— Collected data entries —

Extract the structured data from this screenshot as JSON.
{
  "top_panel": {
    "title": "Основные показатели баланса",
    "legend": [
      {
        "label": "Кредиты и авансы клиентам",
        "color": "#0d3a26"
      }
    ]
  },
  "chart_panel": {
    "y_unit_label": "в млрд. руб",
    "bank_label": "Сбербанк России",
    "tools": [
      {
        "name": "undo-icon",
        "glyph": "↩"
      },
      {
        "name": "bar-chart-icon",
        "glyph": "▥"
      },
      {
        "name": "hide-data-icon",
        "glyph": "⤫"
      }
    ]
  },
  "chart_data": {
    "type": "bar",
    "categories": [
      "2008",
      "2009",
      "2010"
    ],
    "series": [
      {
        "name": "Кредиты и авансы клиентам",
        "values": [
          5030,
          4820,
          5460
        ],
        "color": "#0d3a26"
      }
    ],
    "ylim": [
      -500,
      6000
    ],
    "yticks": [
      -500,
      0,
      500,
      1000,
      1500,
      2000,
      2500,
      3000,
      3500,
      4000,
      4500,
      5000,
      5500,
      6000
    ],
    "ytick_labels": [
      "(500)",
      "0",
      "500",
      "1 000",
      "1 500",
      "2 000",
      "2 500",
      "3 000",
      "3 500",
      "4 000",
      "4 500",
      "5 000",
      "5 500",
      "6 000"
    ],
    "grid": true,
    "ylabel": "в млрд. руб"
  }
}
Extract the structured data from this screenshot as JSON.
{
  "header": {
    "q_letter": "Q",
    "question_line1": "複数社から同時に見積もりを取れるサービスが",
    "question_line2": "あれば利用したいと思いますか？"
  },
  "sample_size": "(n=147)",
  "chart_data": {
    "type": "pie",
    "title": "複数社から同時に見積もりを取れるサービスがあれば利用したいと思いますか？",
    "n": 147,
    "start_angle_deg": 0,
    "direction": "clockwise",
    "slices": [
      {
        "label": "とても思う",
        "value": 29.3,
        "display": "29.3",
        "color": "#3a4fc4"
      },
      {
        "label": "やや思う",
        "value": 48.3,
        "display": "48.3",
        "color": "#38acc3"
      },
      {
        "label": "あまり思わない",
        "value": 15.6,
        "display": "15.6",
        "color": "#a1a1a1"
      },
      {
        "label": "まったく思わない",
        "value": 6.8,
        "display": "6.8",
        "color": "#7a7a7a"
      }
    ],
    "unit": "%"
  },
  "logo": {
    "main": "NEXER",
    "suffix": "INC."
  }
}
...
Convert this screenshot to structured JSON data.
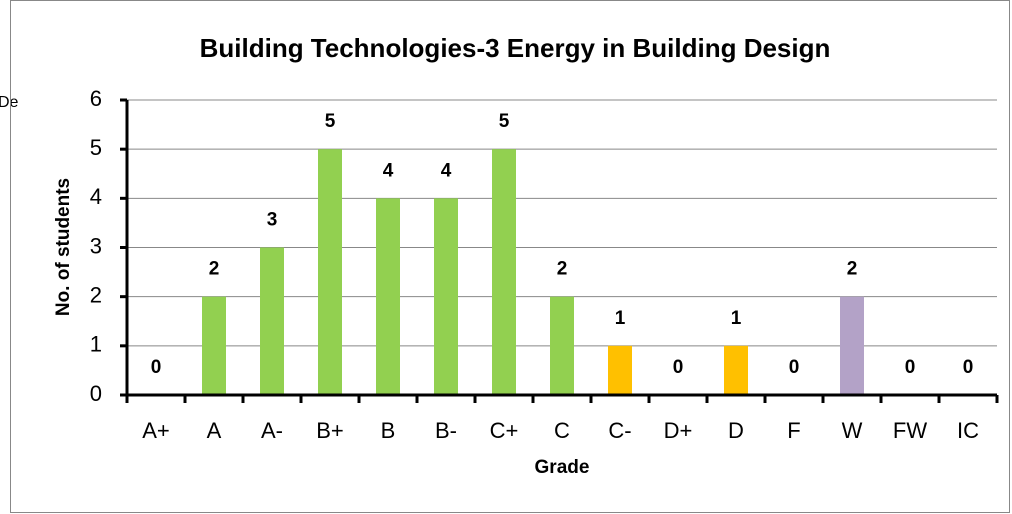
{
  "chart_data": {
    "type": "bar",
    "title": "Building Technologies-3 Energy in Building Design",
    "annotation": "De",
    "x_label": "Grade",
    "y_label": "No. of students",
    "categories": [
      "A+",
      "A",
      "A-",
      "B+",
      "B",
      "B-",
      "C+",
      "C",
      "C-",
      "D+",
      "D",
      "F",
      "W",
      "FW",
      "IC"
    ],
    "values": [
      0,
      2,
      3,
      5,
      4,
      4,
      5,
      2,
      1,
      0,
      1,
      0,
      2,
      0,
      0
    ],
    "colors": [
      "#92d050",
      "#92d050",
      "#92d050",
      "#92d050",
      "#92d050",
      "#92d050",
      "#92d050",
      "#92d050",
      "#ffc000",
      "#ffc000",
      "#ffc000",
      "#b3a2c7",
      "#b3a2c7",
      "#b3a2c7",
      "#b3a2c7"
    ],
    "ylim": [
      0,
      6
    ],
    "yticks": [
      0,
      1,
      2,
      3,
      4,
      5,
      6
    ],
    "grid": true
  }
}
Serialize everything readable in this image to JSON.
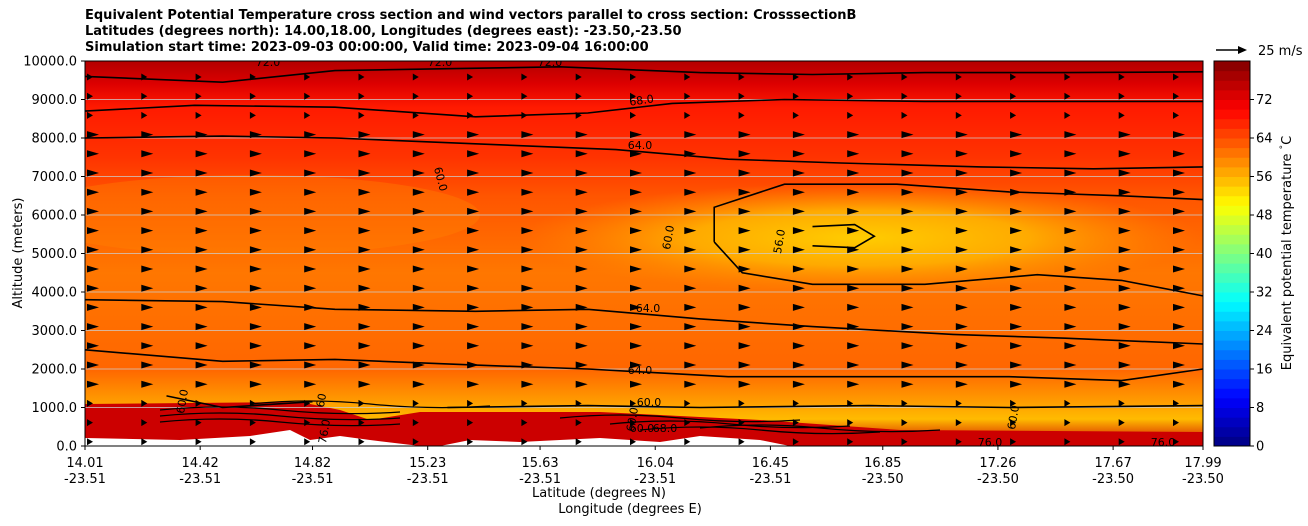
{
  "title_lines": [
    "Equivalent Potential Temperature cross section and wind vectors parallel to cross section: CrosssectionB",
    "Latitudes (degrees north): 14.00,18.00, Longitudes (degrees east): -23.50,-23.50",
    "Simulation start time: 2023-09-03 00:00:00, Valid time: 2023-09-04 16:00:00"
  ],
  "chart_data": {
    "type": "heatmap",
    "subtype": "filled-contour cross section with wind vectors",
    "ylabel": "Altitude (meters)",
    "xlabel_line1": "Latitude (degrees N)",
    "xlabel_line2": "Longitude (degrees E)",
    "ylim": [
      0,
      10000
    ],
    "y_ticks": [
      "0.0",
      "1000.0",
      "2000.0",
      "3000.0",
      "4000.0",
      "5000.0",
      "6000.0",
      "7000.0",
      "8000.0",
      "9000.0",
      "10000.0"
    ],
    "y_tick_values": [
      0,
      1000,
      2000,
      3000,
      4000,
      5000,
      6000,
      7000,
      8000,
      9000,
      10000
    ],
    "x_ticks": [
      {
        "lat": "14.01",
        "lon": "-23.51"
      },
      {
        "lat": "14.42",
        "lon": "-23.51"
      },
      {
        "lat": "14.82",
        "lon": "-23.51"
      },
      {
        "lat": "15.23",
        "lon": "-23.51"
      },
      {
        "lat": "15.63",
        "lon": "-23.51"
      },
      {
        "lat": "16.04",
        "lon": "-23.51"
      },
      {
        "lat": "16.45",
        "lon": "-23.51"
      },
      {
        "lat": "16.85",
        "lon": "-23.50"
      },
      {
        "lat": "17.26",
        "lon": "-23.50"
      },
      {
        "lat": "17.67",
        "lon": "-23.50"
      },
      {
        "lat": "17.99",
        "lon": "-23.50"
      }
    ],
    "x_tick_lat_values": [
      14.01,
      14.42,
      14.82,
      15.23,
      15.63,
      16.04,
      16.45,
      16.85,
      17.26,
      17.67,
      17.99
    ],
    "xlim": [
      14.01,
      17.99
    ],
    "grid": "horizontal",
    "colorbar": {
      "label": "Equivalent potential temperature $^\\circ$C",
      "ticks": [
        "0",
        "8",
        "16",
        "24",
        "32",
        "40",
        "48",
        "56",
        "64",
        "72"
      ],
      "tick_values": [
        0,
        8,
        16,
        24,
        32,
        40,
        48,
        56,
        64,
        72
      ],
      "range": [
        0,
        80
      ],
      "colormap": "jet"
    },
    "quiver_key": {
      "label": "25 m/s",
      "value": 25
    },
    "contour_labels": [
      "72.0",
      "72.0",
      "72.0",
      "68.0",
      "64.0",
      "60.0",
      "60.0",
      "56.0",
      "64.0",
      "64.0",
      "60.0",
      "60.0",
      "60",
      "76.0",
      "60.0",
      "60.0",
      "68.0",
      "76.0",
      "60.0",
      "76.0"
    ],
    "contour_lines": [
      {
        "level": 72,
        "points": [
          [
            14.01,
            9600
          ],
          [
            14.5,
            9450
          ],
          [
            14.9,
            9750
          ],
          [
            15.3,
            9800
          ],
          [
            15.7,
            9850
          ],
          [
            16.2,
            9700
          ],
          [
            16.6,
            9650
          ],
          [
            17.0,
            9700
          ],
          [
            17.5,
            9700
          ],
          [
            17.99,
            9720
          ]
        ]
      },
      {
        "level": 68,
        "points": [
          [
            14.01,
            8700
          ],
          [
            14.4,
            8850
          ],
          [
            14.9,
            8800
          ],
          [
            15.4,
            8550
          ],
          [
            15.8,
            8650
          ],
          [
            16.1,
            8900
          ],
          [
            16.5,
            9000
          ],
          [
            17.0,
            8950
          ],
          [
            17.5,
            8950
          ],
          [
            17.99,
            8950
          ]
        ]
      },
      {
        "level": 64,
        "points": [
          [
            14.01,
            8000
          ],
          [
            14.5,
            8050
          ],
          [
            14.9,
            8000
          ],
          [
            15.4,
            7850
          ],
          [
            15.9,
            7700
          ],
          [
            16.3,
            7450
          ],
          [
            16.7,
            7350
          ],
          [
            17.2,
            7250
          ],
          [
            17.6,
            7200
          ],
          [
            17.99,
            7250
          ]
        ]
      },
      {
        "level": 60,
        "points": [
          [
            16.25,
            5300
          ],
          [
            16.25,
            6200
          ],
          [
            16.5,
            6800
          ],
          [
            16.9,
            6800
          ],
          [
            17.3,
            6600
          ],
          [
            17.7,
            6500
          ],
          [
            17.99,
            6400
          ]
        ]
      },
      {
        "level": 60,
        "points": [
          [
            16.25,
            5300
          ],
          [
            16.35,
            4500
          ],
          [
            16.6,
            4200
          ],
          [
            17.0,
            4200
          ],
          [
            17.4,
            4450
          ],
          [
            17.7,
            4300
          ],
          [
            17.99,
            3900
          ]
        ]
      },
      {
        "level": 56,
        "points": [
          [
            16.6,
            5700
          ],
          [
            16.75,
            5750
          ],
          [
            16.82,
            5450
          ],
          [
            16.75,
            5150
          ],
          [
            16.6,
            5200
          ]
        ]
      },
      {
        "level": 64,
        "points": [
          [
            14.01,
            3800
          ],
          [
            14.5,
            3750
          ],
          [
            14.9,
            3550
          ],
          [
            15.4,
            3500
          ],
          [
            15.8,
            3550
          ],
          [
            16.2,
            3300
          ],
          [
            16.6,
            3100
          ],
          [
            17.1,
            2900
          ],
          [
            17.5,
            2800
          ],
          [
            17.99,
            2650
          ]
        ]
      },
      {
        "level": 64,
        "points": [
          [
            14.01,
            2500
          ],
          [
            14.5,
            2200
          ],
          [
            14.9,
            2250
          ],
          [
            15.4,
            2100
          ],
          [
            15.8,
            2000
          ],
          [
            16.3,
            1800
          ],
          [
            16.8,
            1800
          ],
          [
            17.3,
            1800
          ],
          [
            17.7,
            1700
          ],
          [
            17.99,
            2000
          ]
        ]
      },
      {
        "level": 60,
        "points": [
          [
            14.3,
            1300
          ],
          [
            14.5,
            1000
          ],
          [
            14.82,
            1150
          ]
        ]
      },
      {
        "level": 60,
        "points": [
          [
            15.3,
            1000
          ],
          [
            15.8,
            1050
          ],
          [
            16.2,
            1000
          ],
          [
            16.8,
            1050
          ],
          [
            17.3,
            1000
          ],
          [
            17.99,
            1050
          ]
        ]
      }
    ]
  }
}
* * *
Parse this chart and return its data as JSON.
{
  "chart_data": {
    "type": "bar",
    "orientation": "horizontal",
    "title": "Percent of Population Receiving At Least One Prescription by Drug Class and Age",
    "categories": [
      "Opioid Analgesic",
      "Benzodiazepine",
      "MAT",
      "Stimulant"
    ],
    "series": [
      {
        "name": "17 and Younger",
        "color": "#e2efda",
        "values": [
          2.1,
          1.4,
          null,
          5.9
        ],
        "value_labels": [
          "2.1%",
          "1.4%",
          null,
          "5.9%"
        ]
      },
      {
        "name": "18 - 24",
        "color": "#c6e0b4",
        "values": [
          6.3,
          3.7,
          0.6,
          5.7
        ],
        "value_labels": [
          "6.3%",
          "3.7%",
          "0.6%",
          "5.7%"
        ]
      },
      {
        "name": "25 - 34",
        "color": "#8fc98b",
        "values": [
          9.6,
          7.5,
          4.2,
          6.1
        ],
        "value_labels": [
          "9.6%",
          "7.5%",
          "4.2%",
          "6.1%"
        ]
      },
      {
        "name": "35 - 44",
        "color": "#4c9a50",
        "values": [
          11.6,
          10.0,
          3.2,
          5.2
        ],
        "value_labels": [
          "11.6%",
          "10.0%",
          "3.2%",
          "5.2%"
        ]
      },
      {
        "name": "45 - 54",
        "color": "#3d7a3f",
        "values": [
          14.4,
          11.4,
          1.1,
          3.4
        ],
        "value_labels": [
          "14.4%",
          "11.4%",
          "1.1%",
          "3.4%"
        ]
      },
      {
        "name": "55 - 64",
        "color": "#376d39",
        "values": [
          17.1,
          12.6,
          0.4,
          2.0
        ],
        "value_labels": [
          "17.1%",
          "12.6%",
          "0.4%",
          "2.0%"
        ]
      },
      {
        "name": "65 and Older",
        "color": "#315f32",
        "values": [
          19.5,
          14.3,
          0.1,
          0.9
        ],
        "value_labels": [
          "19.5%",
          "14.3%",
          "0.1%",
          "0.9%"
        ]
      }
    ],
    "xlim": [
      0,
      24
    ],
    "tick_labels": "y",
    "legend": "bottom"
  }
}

— GOAL —
Check every line of the data, and copy the ones that contain "wind".

— EXERCISE ANSWER —
    "Equivalent Potential Temperature cross section and wind vectors parallel to cross section: CrosssectionB",
    "subtype": "filled-contour cross section with wind vectors",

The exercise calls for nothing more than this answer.